### Task description:
Look through the listing and locate every line containing the word "from"; copy those lines.

[Supplied material start]

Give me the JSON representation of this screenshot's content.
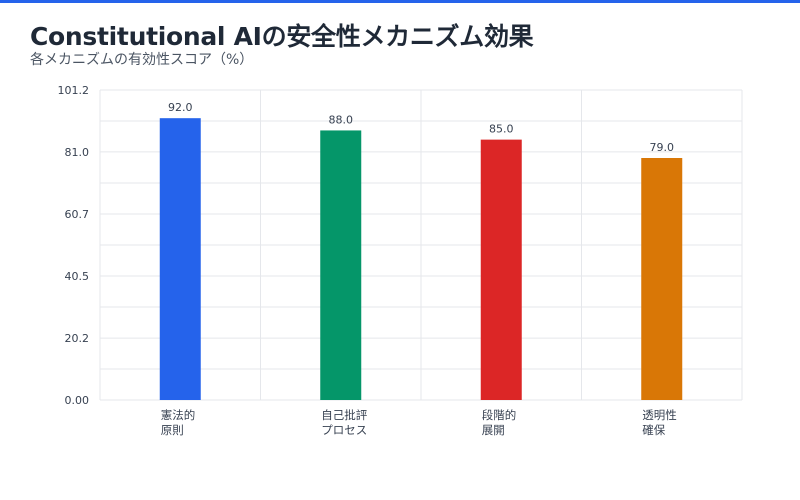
{
  "chart_data": {
    "type": "bar",
    "title": "Constitutional AIの安全性メカニズム効果",
    "subtitle": "各メカニズムの有効性スコア（%）",
    "categories": [
      [
        "憲法的",
        "原則"
      ],
      [
        "自己批評",
        "プロセス"
      ],
      [
        "段階的",
        "展開"
      ],
      [
        "透明性",
        "確保"
      ]
    ],
    "values": [
      92.0,
      88.0,
      85.0,
      79.0
    ],
    "value_labels": [
      "92.0",
      "88.0",
      "85.0",
      "79.0"
    ],
    "ylim": [
      0,
      101.2
    ],
    "yticks": [
      0,
      20.2,
      40.5,
      60.7,
      81.0,
      101.2
    ],
    "ytick_labels": [
      "0.00",
      "20.2",
      "40.5",
      "60.7",
      "81.0",
      "101.2"
    ],
    "grid": true,
    "colors": [
      "#2563eb",
      "#059669",
      "#dc2626",
      "#d97706"
    ]
  },
  "theme": {
    "accent": "#2563eb",
    "grid": "#e5e7eb",
    "tick_text": "#374151",
    "value_text": "#374151"
  }
}
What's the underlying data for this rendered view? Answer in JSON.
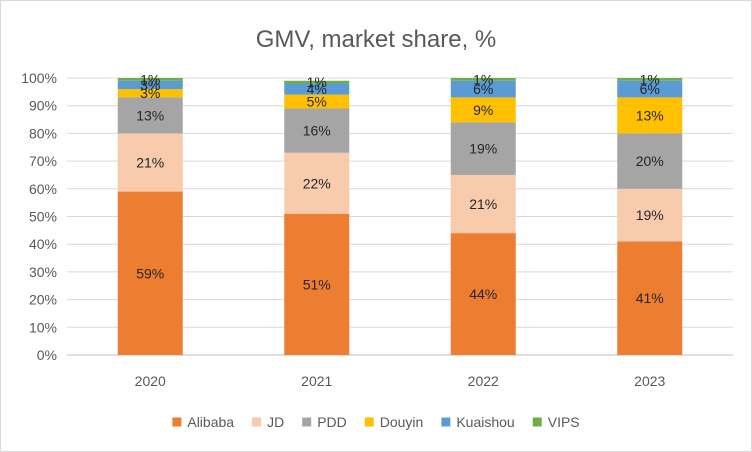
{
  "chart_data": {
    "type": "bar",
    "stacked": true,
    "title": "GMV, market share, %",
    "xlabel": "",
    "ylabel": "",
    "categories": [
      "2020",
      "2021",
      "2022",
      "2023"
    ],
    "ylim": [
      0,
      100
    ],
    "yticks": [
      "0%",
      "10%",
      "20%",
      "30%",
      "40%",
      "50%",
      "60%",
      "70%",
      "80%",
      "90%",
      "100%"
    ],
    "grid": true,
    "legend_position": "bottom",
    "series": [
      {
        "name": "Alibaba",
        "color": "#ED7D31",
        "values": [
          59,
          51,
          44,
          41
        ],
        "labels": [
          "59%",
          "51%",
          "44%",
          "41%"
        ]
      },
      {
        "name": "JD",
        "color": "#F8CBAD",
        "values": [
          21,
          22,
          21,
          19
        ],
        "labels": [
          "21%",
          "22%",
          "21%",
          "19%"
        ]
      },
      {
        "name": "PDD",
        "color": "#A5A5A5",
        "values": [
          13,
          16,
          19,
          20
        ],
        "labels": [
          "13%",
          "16%",
          "19%",
          "20%"
        ]
      },
      {
        "name": "Douyin",
        "color": "#FFC000",
        "values": [
          3,
          5,
          9,
          13
        ],
        "labels": [
          "3%",
          "5%",
          "9%",
          "13%"
        ]
      },
      {
        "name": "Kuaishou",
        "color": "#5B9BD5",
        "values": [
          3,
          4,
          6,
          6
        ],
        "labels": [
          "3%",
          "4%",
          "6%",
          "6%"
        ]
      },
      {
        "name": "VIPS",
        "color": "#70AD47",
        "values": [
          1,
          1,
          1,
          1
        ],
        "labels": [
          "1%",
          "1%",
          "1%",
          "1%"
        ]
      }
    ]
  }
}
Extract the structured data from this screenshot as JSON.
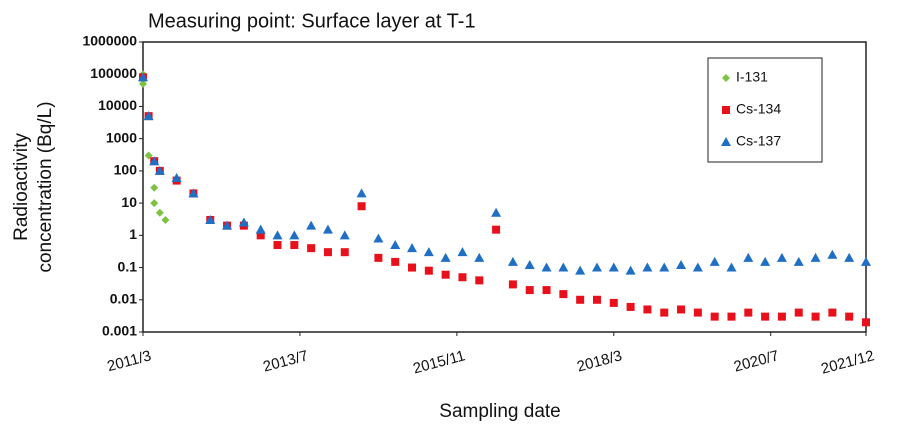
{
  "chart_data": {
    "type": "scatter",
    "title": "Measuring point: Surface layer at T-1",
    "xlabel": "Sampling date",
    "ylabel": [
      "Radioactivity",
      "concentration (Bq/L)"
    ],
    "log_y": true,
    "legend": "upper right",
    "xlim": [
      "2011/3",
      "2021/12"
    ],
    "xticks": [
      "2011/3",
      "2013/7",
      "2015/11",
      "2018/3",
      "2020/7",
      "2021/12"
    ],
    "ylim": [
      0.001,
      1000000
    ],
    "yticks": [
      0.001,
      0.01,
      0.1,
      1,
      10,
      100,
      1000,
      10000,
      100000,
      1000000
    ],
    "series": [
      {
        "name": "I-131",
        "color": "#7dc241",
        "marker": "diamond",
        "x": [
          "2011/3",
          "2011/3",
          "2011/4",
          "2011/4",
          "2011/5",
          "2011/5",
          "2011/6",
          "2011/7"
        ],
        "values": [
          100000,
          50000,
          5000,
          300,
          30,
          10,
          5,
          3
        ]
      },
      {
        "name": "Cs-134",
        "color": "#e8101a",
        "marker": "square",
        "x": [
          "2011/3",
          "2011/4",
          "2011/5",
          "2011/6",
          "2011/9",
          "2011/12",
          "2012/3",
          "2012/6",
          "2012/9",
          "2012/12",
          "2013/3",
          "2013/6",
          "2013/9",
          "2013/12",
          "2014/3",
          "2014/6",
          "2014/9",
          "2014/12",
          "2015/3",
          "2015/6",
          "2015/9",
          "2015/12",
          "2016/3",
          "2016/6",
          "2016/9",
          "2016/12",
          "2017/3",
          "2017/6",
          "2017/9",
          "2017/12",
          "2018/3",
          "2018/6",
          "2018/9",
          "2018/12",
          "2019/3",
          "2019/6",
          "2019/9",
          "2019/12",
          "2020/3",
          "2020/6",
          "2020/9",
          "2020/12",
          "2021/3",
          "2021/6",
          "2021/9",
          "2021/12"
        ],
        "values": [
          80000,
          5000,
          200,
          100,
          50,
          20,
          3,
          2,
          2,
          1,
          0.5,
          0.5,
          0.4,
          0.3,
          0.3,
          8,
          0.2,
          0.15,
          0.1,
          0.08,
          0.06,
          0.05,
          0.04,
          1.5,
          0.03,
          0.02,
          0.02,
          0.015,
          0.01,
          0.01,
          0.008,
          0.006,
          0.005,
          0.004,
          0.005,
          0.004,
          0.003,
          0.003,
          0.004,
          0.003,
          0.003,
          0.004,
          0.003,
          0.004,
          0.003,
          0.002
        ]
      },
      {
        "name": "Cs-137",
        "color": "#1f6fc4",
        "marker": "triangle",
        "x": [
          "2011/3",
          "2011/4",
          "2011/5",
          "2011/6",
          "2011/9",
          "2011/12",
          "2012/3",
          "2012/6",
          "2012/9",
          "2012/12",
          "2013/3",
          "2013/6",
          "2013/9",
          "2013/12",
          "2014/3",
          "2014/6",
          "2014/9",
          "2014/12",
          "2015/3",
          "2015/6",
          "2015/9",
          "2015/12",
          "2016/3",
          "2016/6",
          "2016/9",
          "2016/12",
          "2017/3",
          "2017/6",
          "2017/9",
          "2017/12",
          "2018/3",
          "2018/6",
          "2018/9",
          "2018/12",
          "2019/3",
          "2019/6",
          "2019/9",
          "2019/12",
          "2020/3",
          "2020/6",
          "2020/9",
          "2020/12",
          "2021/3",
          "2021/6",
          "2021/9",
          "2021/12"
        ],
        "values": [
          80000,
          5000,
          200,
          100,
          60,
          20,
          3,
          2,
          2.5,
          1.5,
          1,
          1,
          2,
          1.5,
          1,
          20,
          0.8,
          0.5,
          0.4,
          0.3,
          0.2,
          0.3,
          0.2,
          5,
          0.15,
          0.12,
          0.1,
          0.1,
          0.08,
          0.1,
          0.1,
          0.08,
          0.1,
          0.1,
          0.12,
          0.1,
          0.15,
          0.1,
          0.2,
          0.15,
          0.2,
          0.15,
          0.2,
          0.25,
          0.2,
          0.15
        ]
      }
    ]
  }
}
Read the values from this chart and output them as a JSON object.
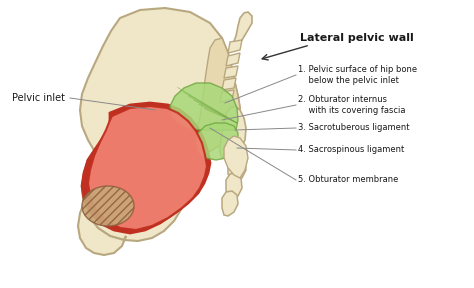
{
  "background_color": "#ffffff",
  "bone_color": "#f0e6c8",
  "bone_edge_color": "#b8a880",
  "bone_inner_color": "#e8d8b0",
  "red_fill": "#e05545",
  "red_edge": "#c03020",
  "red_light": "#f08070",
  "green_fill": "#a8d878",
  "green_edge": "#70a840",
  "hatch_color": "#c8a878",
  "label_title": "Lateral pelvic wall",
  "label_left": "Pelvic inlet",
  "labels": [
    "1. Pelvic surface of hip bone\n    below the pelvic inlet",
    "2. Obturator internus\n    with its covering fascia",
    "3. Sacrotuberous ligament",
    "4. Sacrospinous ligament",
    "5. Obturator membrane"
  ]
}
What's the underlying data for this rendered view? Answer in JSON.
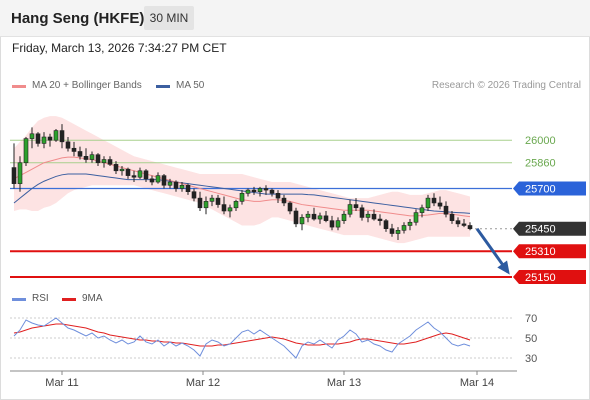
{
  "header": {
    "title": "Hang Seng (HKFE)",
    "timeframe": "30 MIN"
  },
  "datetime": "Friday, March 13, 2026 7:34:27 PM CET",
  "legend": {
    "ma20_label": "MA 20 + Bollinger Bands",
    "ma50_label": "MA 50",
    "ma20_color": "#f08c8c",
    "ma50_color": "#3c5fa0",
    "credit": "Research © 2026 Trading Central"
  },
  "rsi_legend": {
    "rsi_label": "RSI",
    "ma9_label": "9MA",
    "rsi_color": "#6f8fdc",
    "ma9_color": "#e02020"
  },
  "chart_data": [
    {
      "type": "candlestick",
      "title": "Hang Seng (HKFE)",
      "x_tick_labels": [
        "Mar 11",
        "Mar 12",
        "Mar 13",
        "Mar 14"
      ],
      "y_range": [
        25100,
        26250
      ],
      "candles": [
        [
          25830,
          25980,
          25700,
          25730
        ],
        [
          25730,
          25900,
          25680,
          25860
        ],
        [
          25860,
          26020,
          25840,
          26010
        ],
        [
          26010,
          26080,
          25950,
          26040
        ],
        [
          26040,
          26050,
          25960,
          25980
        ],
        [
          25980,
          26050,
          25950,
          26020
        ],
        [
          26020,
          26040,
          25960,
          26000
        ],
        [
          26000,
          26070,
          25990,
          26060
        ],
        [
          26060,
          26100,
          25950,
          25990
        ],
        [
          25990,
          26020,
          25930,
          25950
        ],
        [
          25950,
          25990,
          25900,
          25930
        ],
        [
          25930,
          25960,
          25880,
          25900
        ],
        [
          25900,
          25950,
          25860,
          25880
        ],
        [
          25880,
          25930,
          25860,
          25910
        ],
        [
          25910,
          25920,
          25840,
          25860
        ],
        [
          25860,
          25900,
          25830,
          25880
        ],
        [
          25880,
          25900,
          25840,
          25850
        ],
        [
          25850,
          25870,
          25790,
          25810
        ],
        [
          25810,
          25840,
          25780,
          25820
        ],
        [
          25820,
          25830,
          25760,
          25780
        ],
        [
          25780,
          25810,
          25740,
          25770
        ],
        [
          25770,
          25830,
          25760,
          25810
        ],
        [
          25810,
          25820,
          25740,
          25760
        ],
        [
          25760,
          25780,
          25720,
          25740
        ],
        [
          25740,
          25800,
          25730,
          25780
        ],
        [
          25780,
          25790,
          25700,
          25720
        ],
        [
          25720,
          25760,
          25700,
          25740
        ],
        [
          25740,
          25750,
          25680,
          25700
        ],
        [
          25700,
          25740,
          25680,
          25720
        ],
        [
          25720,
          25730,
          25660,
          25680
        ],
        [
          25680,
          25700,
          25620,
          25640
        ],
        [
          25640,
          25680,
          25560,
          25580
        ],
        [
          25580,
          25650,
          25540,
          25620
        ],
        [
          25620,
          25660,
          25590,
          25640
        ],
        [
          25640,
          25660,
          25580,
          25600
        ],
        [
          25600,
          25650,
          25540,
          25560
        ],
        [
          25560,
          25600,
          25520,
          25580
        ],
        [
          25580,
          25630,
          25560,
          25620
        ],
        [
          25620,
          25690,
          25600,
          25670
        ],
        [
          25670,
          25700,
          25650,
          25690
        ],
        [
          25690,
          25710,
          25660,
          25680
        ],
        [
          25680,
          25710,
          25650,
          25700
        ],
        [
          25700,
          25720,
          25660,
          25690
        ],
        [
          25690,
          25700,
          25650,
          25670
        ],
        [
          25670,
          25690,
          25610,
          25640
        ],
        [
          25640,
          25660,
          25590,
          25610
        ],
        [
          25610,
          25620,
          25540,
          25560
        ],
        [
          25560,
          25580,
          25460,
          25480
        ],
        [
          25480,
          25540,
          25440,
          25520
        ],
        [
          25520,
          25560,
          25490,
          25540
        ],
        [
          25540,
          25580,
          25500,
          25510
        ],
        [
          25510,
          25550,
          25480,
          25530
        ],
        [
          25530,
          25560,
          25490,
          25500
        ],
        [
          25500,
          25530,
          25440,
          25460
        ],
        [
          25460,
          25520,
          25440,
          25500
        ],
        [
          25500,
          25560,
          25480,
          25540
        ],
        [
          25540,
          25630,
          25520,
          25600
        ],
        [
          25600,
          25640,
          25560,
          25580
        ],
        [
          25580,
          25600,
          25500,
          25520
        ],
        [
          25520,
          25560,
          25490,
          25540
        ],
        [
          25540,
          25570,
          25500,
          25510
        ],
        [
          25510,
          25540,
          25470,
          25500
        ],
        [
          25500,
          25510,
          25430,
          25450
        ],
        [
          25450,
          25480,
          25400,
          25420
        ],
        [
          25420,
          25460,
          25380,
          25440
        ],
        [
          25440,
          25490,
          25420,
          25470
        ],
        [
          25470,
          25510,
          25440,
          25490
        ],
        [
          25490,
          25570,
          25470,
          25550
        ],
        [
          25550,
          25600,
          25520,
          25580
        ],
        [
          25580,
          25660,
          25560,
          25640
        ],
        [
          25640,
          25670,
          25590,
          25610
        ],
        [
          25610,
          25650,
          25570,
          25590
        ],
        [
          25590,
          25620,
          25520,
          25540
        ],
        [
          25540,
          25560,
          25480,
          25500
        ],
        [
          25500,
          25520,
          25460,
          25480
        ],
        [
          25480,
          25510,
          25460,
          25470
        ],
        [
          25470,
          25490,
          25440,
          25450
        ]
      ],
      "ma20": [
        25760,
        25780,
        25800,
        25820,
        25840,
        25860,
        25870,
        25880,
        25890,
        25895,
        25895,
        25890,
        25885,
        25880,
        25870,
        25860,
        25850,
        25840,
        25830,
        25820,
        25810,
        25800,
        25790,
        25780,
        25770,
        25760,
        25750,
        25740,
        25730,
        25720,
        25710,
        25700,
        25690,
        25680,
        25670,
        25660,
        25650,
        25640,
        25630,
        25625,
        25620,
        25620,
        25625,
        25630,
        25630,
        25625,
        25620,
        25610,
        25600,
        25595,
        25590,
        25585,
        25580,
        25575,
        25570,
        25565,
        25565,
        25565,
        25565,
        25565,
        25560,
        25555,
        25550,
        25545,
        25540,
        25535,
        25530,
        25530,
        25532,
        25535,
        25540,
        25545,
        25545,
        25540,
        25535,
        25530,
        25525
      ],
      "bollinger_upper": [
        25950,
        25990,
        26030,
        26080,
        26120,
        26140,
        26150,
        26150,
        26140,
        26120,
        26100,
        26080,
        26060,
        26040,
        26020,
        26000,
        25980,
        25960,
        25940,
        25920,
        25900,
        25890,
        25880,
        25870,
        25860,
        25850,
        25840,
        25830,
        25820,
        25810,
        25800,
        25790,
        25790,
        25790,
        25790,
        25790,
        25790,
        25790,
        25790,
        25780,
        25770,
        25760,
        25750,
        25740,
        25740,
        25740,
        25740,
        25730,
        25720,
        25710,
        25700,
        25690,
        25680,
        25670,
        25660,
        25650,
        25640,
        25640,
        25640,
        25640,
        25650,
        25660,
        25670,
        25680,
        25680,
        25670,
        25660,
        25660,
        25660,
        25670,
        25680,
        25690,
        25690,
        25680,
        25670,
        25660,
        25650
      ],
      "bollinger_lower": [
        25560,
        25570,
        25570,
        25560,
        25560,
        25580,
        25590,
        25610,
        25640,
        25670,
        25690,
        25700,
        25710,
        25720,
        25720,
        25720,
        25720,
        25720,
        25720,
        25720,
        25720,
        25710,
        25700,
        25690,
        25680,
        25670,
        25660,
        25650,
        25640,
        25630,
        25620,
        25610,
        25590,
        25570,
        25550,
        25530,
        25510,
        25490,
        25470,
        25470,
        25470,
        25480,
        25500,
        25520,
        25520,
        25510,
        25500,
        25490,
        25480,
        25470,
        25460,
        25450,
        25440,
        25430,
        25420,
        25410,
        25410,
        25410,
        25410,
        25410,
        25400,
        25390,
        25380,
        25370,
        25360,
        25360,
        25370,
        25380,
        25390,
        25400,
        25400,
        25400,
        25400,
        25400,
        25400,
        25400,
        25400
      ],
      "ma50": [
        25610,
        25640,
        25670,
        25700,
        25725,
        25745,
        25760,
        25775,
        25785,
        25790,
        25790,
        25790,
        25790,
        25785,
        25780,
        25775,
        25770,
        25765,
        25760,
        25755,
        25755,
        25755,
        25755,
        25755,
        25755,
        25750,
        25745,
        25740,
        25735,
        25730,
        25725,
        25720,
        25715,
        25710,
        25705,
        25700,
        25695,
        25690,
        25685,
        25680,
        25675,
        25670,
        25665,
        25665,
        25665,
        25665,
        25665,
        25665,
        25665,
        25662,
        25660,
        25655,
        25650,
        25645,
        25640,
        25635,
        25630,
        25625,
        25620,
        25615,
        25610,
        25605,
        25600,
        25595,
        25590,
        25585,
        25580,
        25575,
        25570,
        25565,
        25560,
        25558,
        25555,
        25552,
        25550,
        25548,
        25545
      ],
      "levels": [
        {
          "value": 26000,
          "label": "26000",
          "kind": "resistance"
        },
        {
          "value": 25860,
          "label": "25860",
          "kind": "resistance"
        },
        {
          "value": 25700,
          "label": "25700",
          "kind": "pivot"
        },
        {
          "value": 25450,
          "label": "25450",
          "kind": "last"
        },
        {
          "value": 25310,
          "label": "25310",
          "kind": "support"
        },
        {
          "value": 25150,
          "label": "25150",
          "kind": "support"
        }
      ],
      "forecast_arrow": {
        "from": 25450,
        "to": 25180
      }
    },
    {
      "type": "line",
      "title": "RSI",
      "y_range": [
        20,
        80
      ],
      "y_tick_labels": [
        "70",
        "50",
        "30"
      ],
      "y_ticks": [
        70,
        50,
        30
      ],
      "series": [
        {
          "name": "RSI",
          "values": [
            52,
            58,
            68,
            65,
            63,
            62,
            66,
            70,
            65,
            60,
            58,
            55,
            52,
            55,
            50,
            52,
            48,
            45,
            48,
            44,
            46,
            52,
            46,
            44,
            48,
            42,
            46,
            42,
            45,
            42,
            38,
            32,
            44,
            48,
            46,
            42,
            44,
            50,
            56,
            58,
            54,
            58,
            54,
            50,
            46,
            42,
            36,
            30,
            42,
            46,
            44,
            48,
            44,
            40,
            48,
            52,
            58,
            54,
            46,
            48,
            44,
            42,
            38,
            36,
            44,
            48,
            52,
            58,
            62,
            66,
            60,
            56,
            50,
            44,
            42,
            44,
            42
          ]
        },
        {
          "name": "9MA",
          "values": [
            55,
            56,
            58,
            60,
            61,
            62,
            63,
            64,
            64,
            63,
            62,
            61,
            60,
            58,
            56,
            55,
            53,
            52,
            51,
            50,
            49,
            48,
            48,
            47,
            47,
            46,
            46,
            45,
            45,
            44,
            43,
            42,
            42,
            42,
            43,
            43,
            44,
            45,
            46,
            47,
            48,
            49,
            50,
            51,
            50,
            49,
            47,
            45,
            44,
            43,
            43,
            43,
            44,
            44,
            44,
            45,
            46,
            48,
            49,
            49,
            48,
            47,
            46,
            45,
            44,
            44,
            45,
            46,
            48,
            50,
            52,
            54,
            55,
            54,
            52,
            50,
            48
          ]
        }
      ]
    }
  ]
}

[Supplied material end]

### Reply:
Extract the structured data from this screenshot as JSON.
Read the values from this chart and output them as a JSON object.
        "from": 25450,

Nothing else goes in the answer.